(Dataset rows)

——————

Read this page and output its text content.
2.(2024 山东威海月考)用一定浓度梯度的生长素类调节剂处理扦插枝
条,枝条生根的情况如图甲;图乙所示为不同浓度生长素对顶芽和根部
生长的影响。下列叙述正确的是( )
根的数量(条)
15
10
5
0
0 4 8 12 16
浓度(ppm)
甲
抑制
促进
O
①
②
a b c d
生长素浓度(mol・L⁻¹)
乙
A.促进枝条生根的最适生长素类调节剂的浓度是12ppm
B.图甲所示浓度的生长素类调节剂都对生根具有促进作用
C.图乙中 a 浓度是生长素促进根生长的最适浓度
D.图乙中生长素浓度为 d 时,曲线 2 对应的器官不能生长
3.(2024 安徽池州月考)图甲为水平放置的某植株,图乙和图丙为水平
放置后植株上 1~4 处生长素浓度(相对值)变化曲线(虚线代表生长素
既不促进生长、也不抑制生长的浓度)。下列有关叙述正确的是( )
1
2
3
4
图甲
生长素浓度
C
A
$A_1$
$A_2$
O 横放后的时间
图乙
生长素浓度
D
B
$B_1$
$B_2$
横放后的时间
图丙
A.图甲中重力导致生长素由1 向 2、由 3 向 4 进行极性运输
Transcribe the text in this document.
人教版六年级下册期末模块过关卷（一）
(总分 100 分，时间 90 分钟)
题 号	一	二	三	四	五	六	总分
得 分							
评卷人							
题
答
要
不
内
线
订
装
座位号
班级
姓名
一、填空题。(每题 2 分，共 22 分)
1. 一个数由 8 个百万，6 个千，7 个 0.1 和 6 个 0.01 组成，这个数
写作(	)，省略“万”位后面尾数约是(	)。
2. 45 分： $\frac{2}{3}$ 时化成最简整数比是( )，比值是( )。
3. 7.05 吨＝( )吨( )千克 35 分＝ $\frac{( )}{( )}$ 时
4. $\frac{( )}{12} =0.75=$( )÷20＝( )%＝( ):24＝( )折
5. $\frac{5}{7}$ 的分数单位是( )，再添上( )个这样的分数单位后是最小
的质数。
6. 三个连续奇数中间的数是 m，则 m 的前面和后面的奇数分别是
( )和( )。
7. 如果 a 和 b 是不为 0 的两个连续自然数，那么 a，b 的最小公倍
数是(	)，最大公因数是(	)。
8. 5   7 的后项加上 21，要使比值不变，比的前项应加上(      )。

——————

Return, from the data, each line that has the word "this" in it.

■ **SOLUTION TO THE EXERCISE**
Read this page and output its text content.
Transcribe the text in this document.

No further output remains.